Task input =
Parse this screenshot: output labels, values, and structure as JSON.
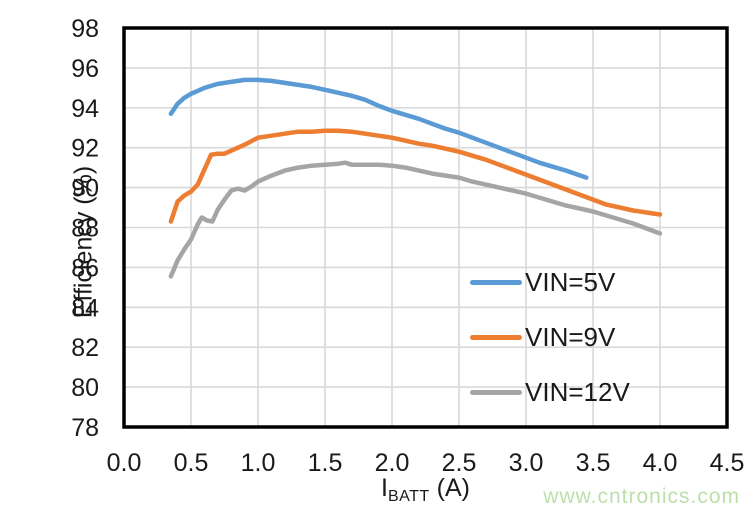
{
  "watermark": {
    "text": "www.cntronics.com",
    "color": "#bddfac"
  },
  "chart_data": {
    "type": "line",
    "title": "",
    "ylabel": "Efficiency (%)",
    "xlabel_main": "I",
    "xlabel_sub": "BATT",
    "xlabel_unit": " (A)",
    "xlim": [
      0,
      4.5
    ],
    "ylim": [
      78,
      98
    ],
    "xticks": [
      0,
      0.5,
      1.0,
      1.5,
      2.0,
      2.5,
      3.0,
      3.5,
      4.0,
      4.5
    ],
    "xtick_labels": [
      "0.0",
      "0.5",
      "1.0",
      "1.5",
      "2.0",
      "2.5",
      "3.0",
      "3.5",
      "4.0",
      "4.5"
    ],
    "yticks": [
      78,
      80,
      82,
      84,
      86,
      88,
      90,
      92,
      94,
      96,
      98
    ],
    "ytick_labels": [
      "78",
      "80",
      "82",
      "84",
      "86",
      "88",
      "90",
      "92",
      "94",
      "96",
      "98"
    ],
    "grid": true,
    "gridline_color": "#d9d9d9",
    "frame_color": "#000000",
    "tick_label_color": "#1a1a1a",
    "legend_position": "inside-lower-right",
    "series": [
      {
        "name": "VIN=5V",
        "color": "#5b9bd5",
        "points": [
          [
            0.35,
            93.7
          ],
          [
            0.4,
            94.2
          ],
          [
            0.45,
            94.5
          ],
          [
            0.5,
            94.7
          ],
          [
            0.6,
            95.0
          ],
          [
            0.7,
            95.2
          ],
          [
            0.8,
            95.3
          ],
          [
            0.9,
            95.4
          ],
          [
            1.0,
            95.4
          ],
          [
            1.1,
            95.35
          ],
          [
            1.2,
            95.25
          ],
          [
            1.3,
            95.15
          ],
          [
            1.4,
            95.05
          ],
          [
            1.5,
            94.9
          ],
          [
            1.6,
            94.75
          ],
          [
            1.7,
            94.6
          ],
          [
            1.8,
            94.4
          ],
          [
            1.9,
            94.1
          ],
          [
            2.0,
            93.85
          ],
          [
            2.1,
            93.65
          ],
          [
            2.2,
            93.45
          ],
          [
            2.3,
            93.2
          ],
          [
            2.4,
            92.95
          ],
          [
            2.5,
            92.75
          ],
          [
            2.6,
            92.5
          ],
          [
            2.7,
            92.25
          ],
          [
            2.8,
            92.0
          ],
          [
            2.9,
            91.75
          ],
          [
            3.0,
            91.5
          ],
          [
            3.1,
            91.25
          ],
          [
            3.2,
            91.05
          ],
          [
            3.3,
            90.85
          ],
          [
            3.45,
            90.5
          ]
        ]
      },
      {
        "name": "VIN=9V",
        "color": "#ed7d31",
        "points": [
          [
            0.35,
            88.3
          ],
          [
            0.4,
            89.3
          ],
          [
            0.45,
            89.6
          ],
          [
            0.5,
            89.8
          ],
          [
            0.55,
            90.15
          ],
          [
            0.6,
            90.9
          ],
          [
            0.65,
            91.65
          ],
          [
            0.7,
            91.7
          ],
          [
            0.75,
            91.7
          ],
          [
            0.8,
            91.85
          ],
          [
            0.9,
            92.15
          ],
          [
            1.0,
            92.5
          ],
          [
            1.1,
            92.6
          ],
          [
            1.2,
            92.7
          ],
          [
            1.3,
            92.8
          ],
          [
            1.4,
            92.8
          ],
          [
            1.5,
            92.85
          ],
          [
            1.6,
            92.85
          ],
          [
            1.7,
            92.8
          ],
          [
            1.8,
            92.7
          ],
          [
            1.9,
            92.6
          ],
          [
            2.0,
            92.5
          ],
          [
            2.1,
            92.35
          ],
          [
            2.2,
            92.2
          ],
          [
            2.3,
            92.1
          ],
          [
            2.4,
            91.95
          ],
          [
            2.5,
            91.8
          ],
          [
            2.6,
            91.6
          ],
          [
            2.7,
            91.4
          ],
          [
            2.8,
            91.15
          ],
          [
            2.9,
            90.9
          ],
          [
            3.0,
            90.65
          ],
          [
            3.1,
            90.4
          ],
          [
            3.2,
            90.15
          ],
          [
            3.3,
            89.9
          ],
          [
            3.4,
            89.65
          ],
          [
            3.5,
            89.4
          ],
          [
            3.6,
            89.15
          ],
          [
            3.7,
            89.0
          ],
          [
            3.8,
            88.85
          ],
          [
            3.9,
            88.75
          ],
          [
            4.0,
            88.65
          ]
        ]
      },
      {
        "name": "VIN=12V",
        "color": "#a5a5a5",
        "points": [
          [
            0.35,
            85.55
          ],
          [
            0.4,
            86.35
          ],
          [
            0.45,
            86.9
          ],
          [
            0.5,
            87.4
          ],
          [
            0.55,
            88.15
          ],
          [
            0.58,
            88.5
          ],
          [
            0.62,
            88.35
          ],
          [
            0.66,
            88.3
          ],
          [
            0.7,
            88.9
          ],
          [
            0.75,
            89.4
          ],
          [
            0.8,
            89.85
          ],
          [
            0.85,
            89.95
          ],
          [
            0.9,
            89.85
          ],
          [
            0.95,
            90.05
          ],
          [
            1.0,
            90.3
          ],
          [
            1.1,
            90.6
          ],
          [
            1.2,
            90.85
          ],
          [
            1.3,
            91.0
          ],
          [
            1.4,
            91.1
          ],
          [
            1.5,
            91.15
          ],
          [
            1.6,
            91.2
          ],
          [
            1.65,
            91.25
          ],
          [
            1.7,
            91.15
          ],
          [
            1.8,
            91.15
          ],
          [
            1.9,
            91.15
          ],
          [
            2.0,
            91.1
          ],
          [
            2.1,
            91.0
          ],
          [
            2.2,
            90.85
          ],
          [
            2.3,
            90.7
          ],
          [
            2.4,
            90.6
          ],
          [
            2.5,
            90.5
          ],
          [
            2.6,
            90.3
          ],
          [
            2.7,
            90.15
          ],
          [
            2.8,
            90.0
          ],
          [
            2.9,
            89.85
          ],
          [
            3.0,
            89.7
          ],
          [
            3.1,
            89.5
          ],
          [
            3.2,
            89.3
          ],
          [
            3.3,
            89.1
          ],
          [
            3.4,
            88.95
          ],
          [
            3.5,
            88.8
          ],
          [
            3.6,
            88.6
          ],
          [
            3.7,
            88.4
          ],
          [
            3.8,
            88.2
          ],
          [
            3.9,
            87.95
          ],
          [
            4.0,
            87.7
          ]
        ]
      }
    ]
  }
}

Goal = Write out the entries above word for word. Do not include the pictures.

Solution for this task =
Parse this screenshot: output labels, values, and structure as JSON.
{
  "watermark": {
    "text": "www.cntronics.com",
    "color": "#bddfac"
  },
  "chart_data": {
    "type": "line",
    "title": "",
    "ylabel": "Efficiency (%)",
    "xlabel_main": "I",
    "xlabel_sub": "BATT",
    "xlabel_unit": " (A)",
    "xlim": [
      0,
      4.5
    ],
    "ylim": [
      78,
      98
    ],
    "xticks": [
      0,
      0.5,
      1.0,
      1.5,
      2.0,
      2.5,
      3.0,
      3.5,
      4.0,
      4.5
    ],
    "xtick_labels": [
      "0.0",
      "0.5",
      "1.0",
      "1.5",
      "2.0",
      "2.5",
      "3.0",
      "3.5",
      "4.0",
      "4.5"
    ],
    "yticks": [
      78,
      80,
      82,
      84,
      86,
      88,
      90,
      92,
      94,
      96,
      98
    ],
    "ytick_labels": [
      "78",
      "80",
      "82",
      "84",
      "86",
      "88",
      "90",
      "92",
      "94",
      "96",
      "98"
    ],
    "grid": true,
    "gridline_color": "#d9d9d9",
    "frame_color": "#000000",
    "tick_label_color": "#1a1a1a",
    "legend_position": "inside-lower-right",
    "series": [
      {
        "name": "VIN=5V",
        "color": "#5b9bd5",
        "points": [
          [
            0.35,
            93.7
          ],
          [
            0.4,
            94.2
          ],
          [
            0.45,
            94.5
          ],
          [
            0.5,
            94.7
          ],
          [
            0.6,
            95.0
          ],
          [
            0.7,
            95.2
          ],
          [
            0.8,
            95.3
          ],
          [
            0.9,
            95.4
          ],
          [
            1.0,
            95.4
          ],
          [
            1.1,
            95.35
          ],
          [
            1.2,
            95.25
          ],
          [
            1.3,
            95.15
          ],
          [
            1.4,
            95.05
          ],
          [
            1.5,
            94.9
          ],
          [
            1.6,
            94.75
          ],
          [
            1.7,
            94.6
          ],
          [
            1.8,
            94.4
          ],
          [
            1.9,
            94.1
          ],
          [
            2.0,
            93.85
          ],
          [
            2.1,
            93.65
          ],
          [
            2.2,
            93.45
          ],
          [
            2.3,
            93.2
          ],
          [
            2.4,
            92.95
          ],
          [
            2.5,
            92.75
          ],
          [
            2.6,
            92.5
          ],
          [
            2.7,
            92.25
          ],
          [
            2.8,
            92.0
          ],
          [
            2.9,
            91.75
          ],
          [
            3.0,
            91.5
          ],
          [
            3.1,
            91.25
          ],
          [
            3.2,
            91.05
          ],
          [
            3.3,
            90.85
          ],
          [
            3.45,
            90.5
          ]
        ]
      },
      {
        "name": "VIN=9V",
        "color": "#ed7d31",
        "points": [
          [
            0.35,
            88.3
          ],
          [
            0.4,
            89.3
          ],
          [
            0.45,
            89.6
          ],
          [
            0.5,
            89.8
          ],
          [
            0.55,
            90.15
          ],
          [
            0.6,
            90.9
          ],
          [
            0.65,
            91.65
          ],
          [
            0.7,
            91.7
          ],
          [
            0.75,
            91.7
          ],
          [
            0.8,
            91.85
          ],
          [
            0.9,
            92.15
          ],
          [
            1.0,
            92.5
          ],
          [
            1.1,
            92.6
          ],
          [
            1.2,
            92.7
          ],
          [
            1.3,
            92.8
          ],
          [
            1.4,
            92.8
          ],
          [
            1.5,
            92.85
          ],
          [
            1.6,
            92.85
          ],
          [
            1.7,
            92.8
          ],
          [
            1.8,
            92.7
          ],
          [
            1.9,
            92.6
          ],
          [
            2.0,
            92.5
          ],
          [
            2.1,
            92.35
          ],
          [
            2.2,
            92.2
          ],
          [
            2.3,
            92.1
          ],
          [
            2.4,
            91.95
          ],
          [
            2.5,
            91.8
          ],
          [
            2.6,
            91.6
          ],
          [
            2.7,
            91.4
          ],
          [
            2.8,
            91.15
          ],
          [
            2.9,
            90.9
          ],
          [
            3.0,
            90.65
          ],
          [
            3.1,
            90.4
          ],
          [
            3.2,
            90.15
          ],
          [
            3.3,
            89.9
          ],
          [
            3.4,
            89.65
          ],
          [
            3.5,
            89.4
          ],
          [
            3.6,
            89.15
          ],
          [
            3.7,
            89.0
          ],
          [
            3.8,
            88.85
          ],
          [
            3.9,
            88.75
          ],
          [
            4.0,
            88.65
          ]
        ]
      },
      {
        "name": "VIN=12V",
        "color": "#a5a5a5",
        "points": [
          [
            0.35,
            85.55
          ],
          [
            0.4,
            86.35
          ],
          [
            0.45,
            86.9
          ],
          [
            0.5,
            87.4
          ],
          [
            0.55,
            88.15
          ],
          [
            0.58,
            88.5
          ],
          [
            0.62,
            88.35
          ],
          [
            0.66,
            88.3
          ],
          [
            0.7,
            88.9
          ],
          [
            0.75,
            89.4
          ],
          [
            0.8,
            89.85
          ],
          [
            0.85,
            89.95
          ],
          [
            0.9,
            89.85
          ],
          [
            0.95,
            90.05
          ],
          [
            1.0,
            90.3
          ],
          [
            1.1,
            90.6
          ],
          [
            1.2,
            90.85
          ],
          [
            1.3,
            91.0
          ],
          [
            1.4,
            91.1
          ],
          [
            1.5,
            91.15
          ],
          [
            1.6,
            91.2
          ],
          [
            1.65,
            91.25
          ],
          [
            1.7,
            91.15
          ],
          [
            1.8,
            91.15
          ],
          [
            1.9,
            91.15
          ],
          [
            2.0,
            91.1
          ],
          [
            2.1,
            91.0
          ],
          [
            2.2,
            90.85
          ],
          [
            2.3,
            90.7
          ],
          [
            2.4,
            90.6
          ],
          [
            2.5,
            90.5
          ],
          [
            2.6,
            90.3
          ],
          [
            2.7,
            90.15
          ],
          [
            2.8,
            90.0
          ],
          [
            2.9,
            89.85
          ],
          [
            3.0,
            89.7
          ],
          [
            3.1,
            89.5
          ],
          [
            3.2,
            89.3
          ],
          [
            3.3,
            89.1
          ],
          [
            3.4,
            88.95
          ],
          [
            3.5,
            88.8
          ],
          [
            3.6,
            88.6
          ],
          [
            3.7,
            88.4
          ],
          [
            3.8,
            88.2
          ],
          [
            3.9,
            87.95
          ],
          [
            4.0,
            87.7
          ]
        ]
      }
    ]
  }
}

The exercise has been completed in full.